### AIM
Copy every line that mentions the word "screenshot".

───

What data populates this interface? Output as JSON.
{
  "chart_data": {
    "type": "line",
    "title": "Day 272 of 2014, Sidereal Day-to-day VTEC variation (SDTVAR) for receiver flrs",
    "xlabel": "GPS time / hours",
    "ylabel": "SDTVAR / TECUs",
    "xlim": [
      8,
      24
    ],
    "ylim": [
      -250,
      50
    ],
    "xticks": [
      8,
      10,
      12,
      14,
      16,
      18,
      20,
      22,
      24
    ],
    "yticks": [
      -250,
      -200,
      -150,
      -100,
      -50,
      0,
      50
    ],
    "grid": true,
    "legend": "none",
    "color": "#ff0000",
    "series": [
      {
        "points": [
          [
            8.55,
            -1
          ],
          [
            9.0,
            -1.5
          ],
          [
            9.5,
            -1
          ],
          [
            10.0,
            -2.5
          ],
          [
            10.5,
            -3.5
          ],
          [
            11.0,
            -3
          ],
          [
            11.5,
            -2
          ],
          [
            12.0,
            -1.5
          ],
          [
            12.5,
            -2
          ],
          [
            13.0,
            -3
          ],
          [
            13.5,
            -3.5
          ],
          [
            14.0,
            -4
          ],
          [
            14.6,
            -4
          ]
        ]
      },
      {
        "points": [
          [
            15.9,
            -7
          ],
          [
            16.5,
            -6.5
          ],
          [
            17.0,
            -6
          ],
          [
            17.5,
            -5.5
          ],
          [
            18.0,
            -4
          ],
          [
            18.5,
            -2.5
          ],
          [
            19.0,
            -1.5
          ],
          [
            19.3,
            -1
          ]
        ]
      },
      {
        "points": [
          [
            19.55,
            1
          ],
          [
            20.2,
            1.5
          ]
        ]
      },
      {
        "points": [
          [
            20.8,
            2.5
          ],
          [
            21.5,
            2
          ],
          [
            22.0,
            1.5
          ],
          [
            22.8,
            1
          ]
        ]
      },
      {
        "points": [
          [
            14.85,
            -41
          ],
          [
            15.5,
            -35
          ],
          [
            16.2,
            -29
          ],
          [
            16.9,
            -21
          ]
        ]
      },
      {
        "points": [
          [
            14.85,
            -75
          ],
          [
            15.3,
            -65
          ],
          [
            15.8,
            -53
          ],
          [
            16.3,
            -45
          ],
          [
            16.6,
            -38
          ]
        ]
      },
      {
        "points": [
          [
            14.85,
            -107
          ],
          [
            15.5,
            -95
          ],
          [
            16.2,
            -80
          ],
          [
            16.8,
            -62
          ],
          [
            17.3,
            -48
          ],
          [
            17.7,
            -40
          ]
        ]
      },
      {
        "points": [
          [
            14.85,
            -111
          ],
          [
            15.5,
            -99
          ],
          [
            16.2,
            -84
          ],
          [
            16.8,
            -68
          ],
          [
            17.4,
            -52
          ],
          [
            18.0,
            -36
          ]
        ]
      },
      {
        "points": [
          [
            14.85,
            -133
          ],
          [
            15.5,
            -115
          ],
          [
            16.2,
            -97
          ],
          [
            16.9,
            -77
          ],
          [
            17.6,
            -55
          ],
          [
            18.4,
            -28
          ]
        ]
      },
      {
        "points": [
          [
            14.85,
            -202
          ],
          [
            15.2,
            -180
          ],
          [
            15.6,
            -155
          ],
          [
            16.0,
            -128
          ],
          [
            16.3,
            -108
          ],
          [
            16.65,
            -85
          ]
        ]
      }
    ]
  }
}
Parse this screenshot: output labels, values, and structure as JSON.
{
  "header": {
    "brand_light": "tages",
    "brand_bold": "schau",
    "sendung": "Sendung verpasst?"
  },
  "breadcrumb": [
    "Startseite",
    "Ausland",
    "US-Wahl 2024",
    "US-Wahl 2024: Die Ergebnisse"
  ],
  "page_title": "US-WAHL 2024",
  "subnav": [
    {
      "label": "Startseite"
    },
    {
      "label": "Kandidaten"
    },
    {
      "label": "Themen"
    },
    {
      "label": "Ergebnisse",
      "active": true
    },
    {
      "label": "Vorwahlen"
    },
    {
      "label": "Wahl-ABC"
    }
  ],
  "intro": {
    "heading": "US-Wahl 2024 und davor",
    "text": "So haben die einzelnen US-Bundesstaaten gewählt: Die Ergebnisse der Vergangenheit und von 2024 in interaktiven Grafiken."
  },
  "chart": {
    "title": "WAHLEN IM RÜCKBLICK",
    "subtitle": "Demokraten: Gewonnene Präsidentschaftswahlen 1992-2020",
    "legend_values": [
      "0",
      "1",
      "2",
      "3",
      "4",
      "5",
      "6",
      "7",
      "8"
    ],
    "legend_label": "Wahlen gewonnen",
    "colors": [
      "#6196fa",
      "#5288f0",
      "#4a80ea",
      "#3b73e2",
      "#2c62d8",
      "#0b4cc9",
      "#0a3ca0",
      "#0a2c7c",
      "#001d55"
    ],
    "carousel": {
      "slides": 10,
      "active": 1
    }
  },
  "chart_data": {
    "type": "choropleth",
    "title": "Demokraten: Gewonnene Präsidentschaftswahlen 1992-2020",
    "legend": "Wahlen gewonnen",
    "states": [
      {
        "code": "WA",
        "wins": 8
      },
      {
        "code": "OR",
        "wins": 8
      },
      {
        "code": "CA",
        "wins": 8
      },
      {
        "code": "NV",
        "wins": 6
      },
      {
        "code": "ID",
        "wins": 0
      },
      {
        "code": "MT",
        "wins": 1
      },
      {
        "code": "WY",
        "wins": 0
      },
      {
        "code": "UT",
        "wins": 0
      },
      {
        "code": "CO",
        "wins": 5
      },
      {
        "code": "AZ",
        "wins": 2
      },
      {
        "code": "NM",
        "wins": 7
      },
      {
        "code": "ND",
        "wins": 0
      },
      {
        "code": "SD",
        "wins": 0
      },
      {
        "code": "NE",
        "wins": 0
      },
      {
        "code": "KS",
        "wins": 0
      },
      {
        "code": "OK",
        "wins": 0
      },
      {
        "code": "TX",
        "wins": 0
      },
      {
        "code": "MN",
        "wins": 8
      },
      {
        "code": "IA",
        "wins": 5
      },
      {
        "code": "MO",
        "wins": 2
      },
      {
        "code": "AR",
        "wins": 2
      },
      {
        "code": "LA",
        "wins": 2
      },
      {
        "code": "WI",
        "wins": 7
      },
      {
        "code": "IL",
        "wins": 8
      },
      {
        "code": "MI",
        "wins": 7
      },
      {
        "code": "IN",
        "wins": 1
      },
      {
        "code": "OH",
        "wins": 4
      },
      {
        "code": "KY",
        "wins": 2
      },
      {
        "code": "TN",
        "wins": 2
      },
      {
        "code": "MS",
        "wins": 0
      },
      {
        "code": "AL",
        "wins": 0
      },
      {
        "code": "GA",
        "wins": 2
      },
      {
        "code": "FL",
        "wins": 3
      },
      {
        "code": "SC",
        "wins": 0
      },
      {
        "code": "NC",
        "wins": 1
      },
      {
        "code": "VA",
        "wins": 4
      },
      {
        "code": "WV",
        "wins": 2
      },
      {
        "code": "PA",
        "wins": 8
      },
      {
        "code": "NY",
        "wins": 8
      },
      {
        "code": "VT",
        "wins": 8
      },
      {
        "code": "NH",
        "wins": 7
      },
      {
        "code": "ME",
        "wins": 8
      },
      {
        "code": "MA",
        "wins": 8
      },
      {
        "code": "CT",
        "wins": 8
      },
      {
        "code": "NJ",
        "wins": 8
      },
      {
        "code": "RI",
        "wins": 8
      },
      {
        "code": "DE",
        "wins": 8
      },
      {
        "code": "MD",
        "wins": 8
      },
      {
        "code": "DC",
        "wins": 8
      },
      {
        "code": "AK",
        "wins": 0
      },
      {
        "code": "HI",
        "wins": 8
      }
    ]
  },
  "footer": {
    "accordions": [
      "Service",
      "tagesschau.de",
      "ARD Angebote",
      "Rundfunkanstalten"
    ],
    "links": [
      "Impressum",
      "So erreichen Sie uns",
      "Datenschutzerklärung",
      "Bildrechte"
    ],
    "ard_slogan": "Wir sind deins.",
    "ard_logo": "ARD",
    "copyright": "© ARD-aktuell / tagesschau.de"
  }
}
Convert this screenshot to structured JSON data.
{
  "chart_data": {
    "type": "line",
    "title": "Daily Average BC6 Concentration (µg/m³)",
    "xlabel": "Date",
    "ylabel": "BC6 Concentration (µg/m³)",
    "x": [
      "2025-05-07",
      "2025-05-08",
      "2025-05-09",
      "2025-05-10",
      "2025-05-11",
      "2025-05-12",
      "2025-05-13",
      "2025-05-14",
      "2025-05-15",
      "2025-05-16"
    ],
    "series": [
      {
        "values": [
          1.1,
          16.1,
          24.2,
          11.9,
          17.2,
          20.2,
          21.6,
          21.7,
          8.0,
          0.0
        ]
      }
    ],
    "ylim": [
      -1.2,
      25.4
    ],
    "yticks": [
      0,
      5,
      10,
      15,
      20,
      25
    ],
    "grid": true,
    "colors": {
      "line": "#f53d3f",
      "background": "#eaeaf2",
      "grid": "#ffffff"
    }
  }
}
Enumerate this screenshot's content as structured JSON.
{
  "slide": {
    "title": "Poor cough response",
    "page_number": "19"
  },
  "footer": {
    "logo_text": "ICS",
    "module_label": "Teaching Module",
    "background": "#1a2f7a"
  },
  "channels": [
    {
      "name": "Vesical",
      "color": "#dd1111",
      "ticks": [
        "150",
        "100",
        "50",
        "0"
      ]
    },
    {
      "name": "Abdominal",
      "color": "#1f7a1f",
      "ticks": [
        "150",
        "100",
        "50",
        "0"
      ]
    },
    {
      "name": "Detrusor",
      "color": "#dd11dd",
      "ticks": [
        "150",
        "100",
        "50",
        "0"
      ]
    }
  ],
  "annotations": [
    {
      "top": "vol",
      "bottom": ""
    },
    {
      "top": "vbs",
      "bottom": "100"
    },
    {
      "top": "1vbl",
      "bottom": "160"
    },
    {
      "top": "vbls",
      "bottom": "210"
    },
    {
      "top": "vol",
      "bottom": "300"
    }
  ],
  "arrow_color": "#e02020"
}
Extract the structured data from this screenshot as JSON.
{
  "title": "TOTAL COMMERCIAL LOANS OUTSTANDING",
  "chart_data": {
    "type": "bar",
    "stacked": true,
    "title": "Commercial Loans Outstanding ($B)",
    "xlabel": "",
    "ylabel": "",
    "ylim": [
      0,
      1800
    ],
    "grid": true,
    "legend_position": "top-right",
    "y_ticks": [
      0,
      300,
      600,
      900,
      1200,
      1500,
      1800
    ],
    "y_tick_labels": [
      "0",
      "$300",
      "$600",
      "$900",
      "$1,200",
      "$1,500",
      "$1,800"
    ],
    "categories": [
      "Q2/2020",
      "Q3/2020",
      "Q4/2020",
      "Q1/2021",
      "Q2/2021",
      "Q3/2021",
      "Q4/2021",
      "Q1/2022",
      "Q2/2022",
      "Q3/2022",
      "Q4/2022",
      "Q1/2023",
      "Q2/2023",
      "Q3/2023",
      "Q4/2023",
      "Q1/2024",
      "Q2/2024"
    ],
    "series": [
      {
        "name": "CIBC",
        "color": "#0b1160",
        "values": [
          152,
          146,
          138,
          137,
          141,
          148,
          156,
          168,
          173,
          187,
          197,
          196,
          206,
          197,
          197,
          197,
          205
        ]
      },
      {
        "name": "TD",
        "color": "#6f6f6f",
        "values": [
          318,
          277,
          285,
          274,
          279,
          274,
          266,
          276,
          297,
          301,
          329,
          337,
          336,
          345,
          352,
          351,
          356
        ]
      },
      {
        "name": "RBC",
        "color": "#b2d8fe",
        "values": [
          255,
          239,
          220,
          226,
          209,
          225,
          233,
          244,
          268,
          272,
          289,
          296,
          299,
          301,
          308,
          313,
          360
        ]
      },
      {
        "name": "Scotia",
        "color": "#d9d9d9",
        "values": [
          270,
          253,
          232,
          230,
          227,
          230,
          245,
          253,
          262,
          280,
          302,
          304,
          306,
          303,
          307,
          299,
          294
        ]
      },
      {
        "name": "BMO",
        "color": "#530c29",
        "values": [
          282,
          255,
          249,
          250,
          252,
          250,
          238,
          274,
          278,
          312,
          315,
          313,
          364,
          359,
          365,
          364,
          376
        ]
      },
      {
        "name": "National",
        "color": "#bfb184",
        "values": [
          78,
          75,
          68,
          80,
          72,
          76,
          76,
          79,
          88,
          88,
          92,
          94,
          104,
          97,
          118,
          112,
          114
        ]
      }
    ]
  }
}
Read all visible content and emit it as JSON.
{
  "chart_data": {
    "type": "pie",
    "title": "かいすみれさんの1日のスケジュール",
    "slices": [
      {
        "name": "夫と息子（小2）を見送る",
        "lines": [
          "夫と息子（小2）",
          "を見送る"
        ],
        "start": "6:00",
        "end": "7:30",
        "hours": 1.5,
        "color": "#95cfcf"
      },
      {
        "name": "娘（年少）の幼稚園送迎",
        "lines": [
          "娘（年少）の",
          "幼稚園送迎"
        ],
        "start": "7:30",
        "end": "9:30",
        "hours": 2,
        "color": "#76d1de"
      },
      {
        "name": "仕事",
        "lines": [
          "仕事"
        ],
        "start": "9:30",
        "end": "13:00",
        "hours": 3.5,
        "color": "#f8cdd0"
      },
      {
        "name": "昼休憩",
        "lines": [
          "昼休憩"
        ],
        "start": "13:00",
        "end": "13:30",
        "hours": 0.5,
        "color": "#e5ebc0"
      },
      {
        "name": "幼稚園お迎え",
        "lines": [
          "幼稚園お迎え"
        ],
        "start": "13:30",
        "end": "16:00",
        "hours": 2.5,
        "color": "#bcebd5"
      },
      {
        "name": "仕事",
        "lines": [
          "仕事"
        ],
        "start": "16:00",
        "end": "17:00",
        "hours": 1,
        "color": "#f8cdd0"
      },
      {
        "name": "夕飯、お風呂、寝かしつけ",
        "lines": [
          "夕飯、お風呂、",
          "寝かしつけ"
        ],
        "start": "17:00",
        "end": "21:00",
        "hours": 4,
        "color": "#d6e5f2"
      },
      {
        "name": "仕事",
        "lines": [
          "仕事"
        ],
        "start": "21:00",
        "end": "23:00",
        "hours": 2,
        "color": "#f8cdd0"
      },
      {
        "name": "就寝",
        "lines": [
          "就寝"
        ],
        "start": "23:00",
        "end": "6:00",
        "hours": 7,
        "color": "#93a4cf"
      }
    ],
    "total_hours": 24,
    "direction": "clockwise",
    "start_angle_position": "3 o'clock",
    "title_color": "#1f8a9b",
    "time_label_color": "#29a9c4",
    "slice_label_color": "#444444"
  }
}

───

### RESULT OF THE EXERCISE
Parse this screenshot: output labels, values, and structure as JSON.
Convert this screenshot to structured JSON data.
Enumerate this screenshot's content as structured JSON.
Extract the structured data from this screenshot as JSON.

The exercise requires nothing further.